A continuación aparece un texto sobre escribir en la cárcel. Continúalo a partir de su última oración.

- Fragmento seleccionado
_____
Una sorpresa parecida a la que sacudió a Anguita y Caparrós debe haber sentido el jurado del premio de novela policial de la editorial Minotaur Books y la asociación de Private Eye Writers of America a fines de abril de 2011, cuando averiguó que Alaric Hunt, de 46 años, ganador de los 10 mil dólares y el contrato de publicación del premio, era bibliotecario de la cárcel de Bishopville (South Carolina), donde estaba preso desde los 19 por homicidio e incendio provocado. Para Hunt, como para Prieto, escritura y encierro habían sido descubrimientos simultáneos. Empezó redactando cuentos, siempre en el género policial, hasta que un aviso del premio pispeado en una vieja edición del Writer’s Market lo alentó a medirse con una novela. La recompensa era tentadora: podría pagar deudas; podría comprarle un televisor a su hermano, también confinado, a quien ya había intentado ayudar dando el golpe fallido que les deparó treinta años de cárcel. Hunt barajó un par de episodios de La ley y el orden, un mapa de 1916 del puerto de Nueva York, un kit noir básico (Chandler, Ed McBain) y algunos oscuros nubarrones de su vida personal y en cinco meses produjo Cuts through bone, su debut literario y su triunfo (que muchos críticos, sin embargo, demolieron por “convencional” y “pretencioso”).
No puedo imaginar nada peor, nada más aberrante y sádico que encerrar a alguien con la idea de “protegernos” y “reformarlo”. Pero mientras compaginaba estas dos fábulas de confinamiento y éxito literario se me vino encima la noche de principios de los años ’80 –Callao casi esquina Córdoba, un calor anormal– en que Fogwill, que recién pintaba para escritor, anunció muy suelto de cuerpo que una semana más tarde caería preso. “¿Y lo decís así?”, le protestaron. “¿Por qué no te vas a la mierda antes?” “¿Estás loco? En cana no hay cuentas que pagar, clientes que atender, ex mujeres con las que discutir. ¿Sabés el tiempo que voy a tener para leer y escribir? Caigo en cana, me quedo unos meses y salgo con tres novelas escritas.”
_____
- Datos de origen

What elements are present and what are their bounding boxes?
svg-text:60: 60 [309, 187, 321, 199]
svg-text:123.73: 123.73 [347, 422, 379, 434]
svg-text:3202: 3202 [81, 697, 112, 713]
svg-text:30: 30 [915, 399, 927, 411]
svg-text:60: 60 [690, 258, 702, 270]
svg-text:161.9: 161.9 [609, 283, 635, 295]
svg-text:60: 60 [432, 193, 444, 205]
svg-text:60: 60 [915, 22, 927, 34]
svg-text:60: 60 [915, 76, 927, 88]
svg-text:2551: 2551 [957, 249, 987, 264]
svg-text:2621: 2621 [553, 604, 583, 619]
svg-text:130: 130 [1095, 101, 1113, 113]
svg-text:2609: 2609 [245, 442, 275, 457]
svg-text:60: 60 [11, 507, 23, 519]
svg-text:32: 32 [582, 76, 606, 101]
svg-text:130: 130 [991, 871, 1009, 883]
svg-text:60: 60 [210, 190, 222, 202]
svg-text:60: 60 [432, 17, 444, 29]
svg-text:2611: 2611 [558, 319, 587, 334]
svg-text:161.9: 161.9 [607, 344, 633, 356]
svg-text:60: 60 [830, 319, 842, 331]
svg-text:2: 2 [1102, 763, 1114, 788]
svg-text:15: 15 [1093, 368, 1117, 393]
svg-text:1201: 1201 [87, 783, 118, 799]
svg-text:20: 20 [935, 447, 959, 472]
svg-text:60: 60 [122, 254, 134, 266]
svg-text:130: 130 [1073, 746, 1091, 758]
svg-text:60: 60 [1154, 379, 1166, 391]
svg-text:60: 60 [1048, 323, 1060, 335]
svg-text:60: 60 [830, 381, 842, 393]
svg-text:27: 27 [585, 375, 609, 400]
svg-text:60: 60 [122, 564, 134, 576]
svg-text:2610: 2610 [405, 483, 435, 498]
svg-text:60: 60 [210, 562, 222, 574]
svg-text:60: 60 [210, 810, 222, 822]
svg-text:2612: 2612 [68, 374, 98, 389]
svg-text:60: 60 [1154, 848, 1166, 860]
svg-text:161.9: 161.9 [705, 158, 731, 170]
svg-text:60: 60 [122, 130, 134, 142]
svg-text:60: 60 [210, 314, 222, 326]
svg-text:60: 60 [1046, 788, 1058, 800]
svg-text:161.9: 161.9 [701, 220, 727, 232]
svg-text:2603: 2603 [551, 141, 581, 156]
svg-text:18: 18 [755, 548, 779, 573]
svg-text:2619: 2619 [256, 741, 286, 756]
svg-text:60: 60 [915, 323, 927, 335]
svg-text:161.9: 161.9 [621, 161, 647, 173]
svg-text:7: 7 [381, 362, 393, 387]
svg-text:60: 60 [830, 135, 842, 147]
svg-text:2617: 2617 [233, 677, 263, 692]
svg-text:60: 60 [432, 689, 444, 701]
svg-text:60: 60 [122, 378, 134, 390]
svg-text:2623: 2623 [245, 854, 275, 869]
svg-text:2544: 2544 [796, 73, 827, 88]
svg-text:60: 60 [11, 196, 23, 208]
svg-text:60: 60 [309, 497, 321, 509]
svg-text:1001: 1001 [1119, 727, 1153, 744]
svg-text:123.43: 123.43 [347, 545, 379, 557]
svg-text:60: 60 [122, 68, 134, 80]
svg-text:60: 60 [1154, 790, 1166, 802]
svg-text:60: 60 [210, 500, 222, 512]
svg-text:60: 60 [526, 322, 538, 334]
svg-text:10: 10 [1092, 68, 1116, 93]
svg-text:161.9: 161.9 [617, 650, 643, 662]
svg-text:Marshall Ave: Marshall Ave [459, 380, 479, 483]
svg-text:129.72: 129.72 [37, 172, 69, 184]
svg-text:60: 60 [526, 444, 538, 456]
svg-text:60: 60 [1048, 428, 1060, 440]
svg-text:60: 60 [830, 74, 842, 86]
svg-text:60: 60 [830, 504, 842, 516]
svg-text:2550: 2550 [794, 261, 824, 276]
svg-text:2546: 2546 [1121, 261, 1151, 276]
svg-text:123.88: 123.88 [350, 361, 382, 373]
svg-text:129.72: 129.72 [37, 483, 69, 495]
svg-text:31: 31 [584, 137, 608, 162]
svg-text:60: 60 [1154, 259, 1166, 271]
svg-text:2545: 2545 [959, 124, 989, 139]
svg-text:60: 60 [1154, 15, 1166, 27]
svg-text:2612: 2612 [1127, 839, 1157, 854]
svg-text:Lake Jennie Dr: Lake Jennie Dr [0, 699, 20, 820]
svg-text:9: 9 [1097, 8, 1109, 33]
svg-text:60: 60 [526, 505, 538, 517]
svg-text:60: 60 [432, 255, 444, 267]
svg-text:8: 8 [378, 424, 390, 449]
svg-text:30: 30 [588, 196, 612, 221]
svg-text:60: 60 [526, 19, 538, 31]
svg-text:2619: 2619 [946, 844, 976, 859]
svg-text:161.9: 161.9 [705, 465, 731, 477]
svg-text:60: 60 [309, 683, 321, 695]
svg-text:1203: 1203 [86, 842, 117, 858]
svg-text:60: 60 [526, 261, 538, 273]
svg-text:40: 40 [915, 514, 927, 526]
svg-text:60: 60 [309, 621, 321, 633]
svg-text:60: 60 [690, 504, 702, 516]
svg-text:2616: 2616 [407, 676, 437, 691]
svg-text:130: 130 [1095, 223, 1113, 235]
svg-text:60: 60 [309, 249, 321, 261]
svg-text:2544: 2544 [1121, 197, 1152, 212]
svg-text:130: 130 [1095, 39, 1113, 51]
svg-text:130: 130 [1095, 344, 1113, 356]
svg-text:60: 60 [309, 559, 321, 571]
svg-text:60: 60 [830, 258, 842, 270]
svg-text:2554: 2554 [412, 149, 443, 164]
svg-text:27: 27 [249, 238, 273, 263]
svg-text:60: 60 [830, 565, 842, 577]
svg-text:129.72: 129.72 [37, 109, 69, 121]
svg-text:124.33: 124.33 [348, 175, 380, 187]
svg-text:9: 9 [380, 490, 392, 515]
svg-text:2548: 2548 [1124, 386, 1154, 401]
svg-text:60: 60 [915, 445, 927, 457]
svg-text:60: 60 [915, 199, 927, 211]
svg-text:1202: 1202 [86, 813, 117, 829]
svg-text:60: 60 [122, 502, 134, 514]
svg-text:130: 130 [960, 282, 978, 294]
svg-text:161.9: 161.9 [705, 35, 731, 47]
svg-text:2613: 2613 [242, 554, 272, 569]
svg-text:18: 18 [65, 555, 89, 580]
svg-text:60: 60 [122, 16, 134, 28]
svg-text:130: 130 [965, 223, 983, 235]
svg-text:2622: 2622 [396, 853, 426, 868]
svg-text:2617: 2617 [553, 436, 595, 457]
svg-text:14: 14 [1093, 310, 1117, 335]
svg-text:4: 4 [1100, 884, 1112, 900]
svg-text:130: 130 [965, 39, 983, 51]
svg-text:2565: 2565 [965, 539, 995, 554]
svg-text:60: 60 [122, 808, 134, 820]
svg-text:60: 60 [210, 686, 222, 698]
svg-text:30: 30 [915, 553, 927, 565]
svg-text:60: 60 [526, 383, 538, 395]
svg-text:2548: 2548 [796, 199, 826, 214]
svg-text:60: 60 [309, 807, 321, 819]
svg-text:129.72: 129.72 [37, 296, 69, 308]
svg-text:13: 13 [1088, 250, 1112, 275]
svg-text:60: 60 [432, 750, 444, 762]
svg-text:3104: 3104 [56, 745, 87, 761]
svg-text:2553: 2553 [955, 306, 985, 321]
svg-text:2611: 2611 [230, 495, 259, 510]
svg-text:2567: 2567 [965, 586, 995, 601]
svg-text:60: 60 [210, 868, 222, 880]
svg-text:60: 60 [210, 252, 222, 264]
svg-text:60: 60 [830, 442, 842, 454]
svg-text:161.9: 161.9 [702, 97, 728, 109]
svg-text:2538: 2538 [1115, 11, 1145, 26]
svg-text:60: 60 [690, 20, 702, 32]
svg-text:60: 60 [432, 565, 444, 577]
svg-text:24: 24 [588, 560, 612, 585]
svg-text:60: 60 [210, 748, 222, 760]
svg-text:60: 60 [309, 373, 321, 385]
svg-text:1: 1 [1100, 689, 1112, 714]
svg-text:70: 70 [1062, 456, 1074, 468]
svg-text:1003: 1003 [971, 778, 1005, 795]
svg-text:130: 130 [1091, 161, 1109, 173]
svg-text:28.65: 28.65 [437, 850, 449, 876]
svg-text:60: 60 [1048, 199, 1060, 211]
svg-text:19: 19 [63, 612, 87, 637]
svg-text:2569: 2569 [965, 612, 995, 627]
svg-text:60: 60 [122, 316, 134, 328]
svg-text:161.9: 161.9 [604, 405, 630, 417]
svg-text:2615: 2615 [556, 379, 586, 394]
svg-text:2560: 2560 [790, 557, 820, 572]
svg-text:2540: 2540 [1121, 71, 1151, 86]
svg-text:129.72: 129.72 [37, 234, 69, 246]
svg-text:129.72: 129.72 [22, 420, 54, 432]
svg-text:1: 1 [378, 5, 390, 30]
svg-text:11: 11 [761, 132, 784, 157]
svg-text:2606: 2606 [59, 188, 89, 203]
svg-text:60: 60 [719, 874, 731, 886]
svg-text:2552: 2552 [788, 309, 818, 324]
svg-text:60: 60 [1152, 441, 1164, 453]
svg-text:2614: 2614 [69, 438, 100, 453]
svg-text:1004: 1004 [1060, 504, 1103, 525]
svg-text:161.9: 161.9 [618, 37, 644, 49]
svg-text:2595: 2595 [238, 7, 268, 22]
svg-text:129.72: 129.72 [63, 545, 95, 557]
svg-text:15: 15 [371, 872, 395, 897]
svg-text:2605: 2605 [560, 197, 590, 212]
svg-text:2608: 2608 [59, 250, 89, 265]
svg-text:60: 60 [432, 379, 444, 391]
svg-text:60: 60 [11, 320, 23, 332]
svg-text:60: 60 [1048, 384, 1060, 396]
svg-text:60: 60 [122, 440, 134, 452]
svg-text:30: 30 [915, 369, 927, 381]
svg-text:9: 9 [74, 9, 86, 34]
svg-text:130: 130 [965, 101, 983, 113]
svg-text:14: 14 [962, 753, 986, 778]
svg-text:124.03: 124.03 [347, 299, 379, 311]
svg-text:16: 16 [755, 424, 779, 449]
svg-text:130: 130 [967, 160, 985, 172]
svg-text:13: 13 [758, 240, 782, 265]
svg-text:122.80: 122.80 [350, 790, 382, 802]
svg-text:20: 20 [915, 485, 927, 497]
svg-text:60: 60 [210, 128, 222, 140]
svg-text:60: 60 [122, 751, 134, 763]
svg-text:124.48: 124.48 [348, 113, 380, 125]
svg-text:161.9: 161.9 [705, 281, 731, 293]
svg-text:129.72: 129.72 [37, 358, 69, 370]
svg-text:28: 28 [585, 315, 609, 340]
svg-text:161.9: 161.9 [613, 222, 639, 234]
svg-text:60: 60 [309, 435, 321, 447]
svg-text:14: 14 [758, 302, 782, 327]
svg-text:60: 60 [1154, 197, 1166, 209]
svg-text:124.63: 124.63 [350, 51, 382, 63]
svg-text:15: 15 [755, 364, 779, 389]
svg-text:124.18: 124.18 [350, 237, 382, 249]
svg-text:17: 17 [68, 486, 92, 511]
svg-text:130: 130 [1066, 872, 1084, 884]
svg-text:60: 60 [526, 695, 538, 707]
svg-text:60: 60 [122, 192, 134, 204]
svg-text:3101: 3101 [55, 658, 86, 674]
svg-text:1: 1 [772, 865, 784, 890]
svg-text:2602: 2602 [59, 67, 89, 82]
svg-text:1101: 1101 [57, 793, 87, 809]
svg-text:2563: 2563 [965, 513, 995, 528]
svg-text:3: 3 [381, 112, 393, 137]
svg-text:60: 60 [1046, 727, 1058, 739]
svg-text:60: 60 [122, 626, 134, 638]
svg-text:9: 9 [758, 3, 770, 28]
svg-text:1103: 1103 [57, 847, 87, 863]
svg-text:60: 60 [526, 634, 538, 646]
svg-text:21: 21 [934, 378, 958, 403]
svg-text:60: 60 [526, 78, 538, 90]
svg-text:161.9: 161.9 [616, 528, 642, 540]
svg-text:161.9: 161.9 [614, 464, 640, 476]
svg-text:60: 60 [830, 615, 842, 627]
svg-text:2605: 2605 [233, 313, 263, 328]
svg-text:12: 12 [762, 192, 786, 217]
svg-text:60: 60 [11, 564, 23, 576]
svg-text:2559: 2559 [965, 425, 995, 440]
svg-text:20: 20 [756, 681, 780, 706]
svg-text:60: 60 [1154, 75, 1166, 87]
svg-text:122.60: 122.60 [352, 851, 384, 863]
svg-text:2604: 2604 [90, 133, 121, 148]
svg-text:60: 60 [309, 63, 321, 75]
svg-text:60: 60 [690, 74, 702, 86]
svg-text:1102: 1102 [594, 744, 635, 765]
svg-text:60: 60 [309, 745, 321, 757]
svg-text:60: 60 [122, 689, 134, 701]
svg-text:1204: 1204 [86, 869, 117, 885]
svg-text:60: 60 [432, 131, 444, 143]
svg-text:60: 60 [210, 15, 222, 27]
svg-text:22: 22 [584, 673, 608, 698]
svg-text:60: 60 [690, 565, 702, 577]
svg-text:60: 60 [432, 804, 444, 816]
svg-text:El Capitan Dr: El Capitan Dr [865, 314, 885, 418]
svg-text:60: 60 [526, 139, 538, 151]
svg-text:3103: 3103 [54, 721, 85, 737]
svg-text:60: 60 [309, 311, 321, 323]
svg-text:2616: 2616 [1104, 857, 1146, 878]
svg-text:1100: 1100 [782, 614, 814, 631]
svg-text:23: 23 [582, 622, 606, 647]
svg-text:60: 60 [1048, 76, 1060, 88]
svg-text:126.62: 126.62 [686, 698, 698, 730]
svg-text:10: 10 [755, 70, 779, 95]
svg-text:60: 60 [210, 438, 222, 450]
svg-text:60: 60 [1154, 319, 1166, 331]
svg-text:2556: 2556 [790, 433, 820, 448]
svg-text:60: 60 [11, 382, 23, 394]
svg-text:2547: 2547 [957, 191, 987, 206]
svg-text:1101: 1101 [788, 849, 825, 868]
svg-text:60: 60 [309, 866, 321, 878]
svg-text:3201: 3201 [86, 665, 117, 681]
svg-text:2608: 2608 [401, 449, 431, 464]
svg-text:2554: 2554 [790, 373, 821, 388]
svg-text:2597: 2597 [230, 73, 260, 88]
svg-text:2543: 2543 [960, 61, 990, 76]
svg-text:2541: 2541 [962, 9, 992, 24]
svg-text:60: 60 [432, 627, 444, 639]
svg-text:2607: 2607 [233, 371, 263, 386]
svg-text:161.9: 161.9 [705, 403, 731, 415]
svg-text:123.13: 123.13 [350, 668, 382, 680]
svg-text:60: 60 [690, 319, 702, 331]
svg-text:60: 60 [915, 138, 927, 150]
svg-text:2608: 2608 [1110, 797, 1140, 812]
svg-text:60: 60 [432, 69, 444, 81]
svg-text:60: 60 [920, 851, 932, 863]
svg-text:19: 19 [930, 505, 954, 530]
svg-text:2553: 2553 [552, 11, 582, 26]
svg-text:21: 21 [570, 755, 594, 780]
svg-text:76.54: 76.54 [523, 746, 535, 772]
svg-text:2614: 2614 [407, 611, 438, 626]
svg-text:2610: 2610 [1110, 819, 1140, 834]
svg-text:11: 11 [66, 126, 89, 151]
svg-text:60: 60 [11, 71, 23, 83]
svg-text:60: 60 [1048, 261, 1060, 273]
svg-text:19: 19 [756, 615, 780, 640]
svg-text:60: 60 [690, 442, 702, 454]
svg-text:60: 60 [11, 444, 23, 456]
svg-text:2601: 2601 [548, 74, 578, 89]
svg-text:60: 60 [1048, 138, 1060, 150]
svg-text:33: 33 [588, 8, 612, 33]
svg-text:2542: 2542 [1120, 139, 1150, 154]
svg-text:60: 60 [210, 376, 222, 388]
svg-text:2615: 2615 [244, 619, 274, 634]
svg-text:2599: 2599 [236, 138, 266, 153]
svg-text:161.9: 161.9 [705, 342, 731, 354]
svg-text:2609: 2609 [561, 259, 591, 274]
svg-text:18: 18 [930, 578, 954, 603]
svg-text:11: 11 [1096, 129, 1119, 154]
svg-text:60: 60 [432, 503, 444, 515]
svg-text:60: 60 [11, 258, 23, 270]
_____
- Respuesta escrita
No es la cárcel, me digo, la que hace que Silvina Prieto o Alaric Hunt o Fogwill escriban, y menos que escriban bien, y menos que ganen los primeros concursos a los que se presentan (un privilegio por el que más de un escritor hecho y derecho les habrá jurado maldición eterna). Si escriben, escriben contra la cárcel, o colonizando el páramo de la cárcel y transformándolo –vaya uno a saber cómo, con qué alquimia disciplinada y furiosa– en un teatro de posibilidades inverosímil. Pero mientras me digo eso, alguien en una sobremesa –alguien que escribe, alguien que está libre– habla de un programa que bloquea el acceso a Internet durante el tiempo que uno quiera, y que, puesto a correr, es irreversible. El programa, dice (y parando la oreja se le siente la euforia típica del rehabilitado, ése para quien sólo la privación es fuente de posibilidades nuevas), se llama Freedom.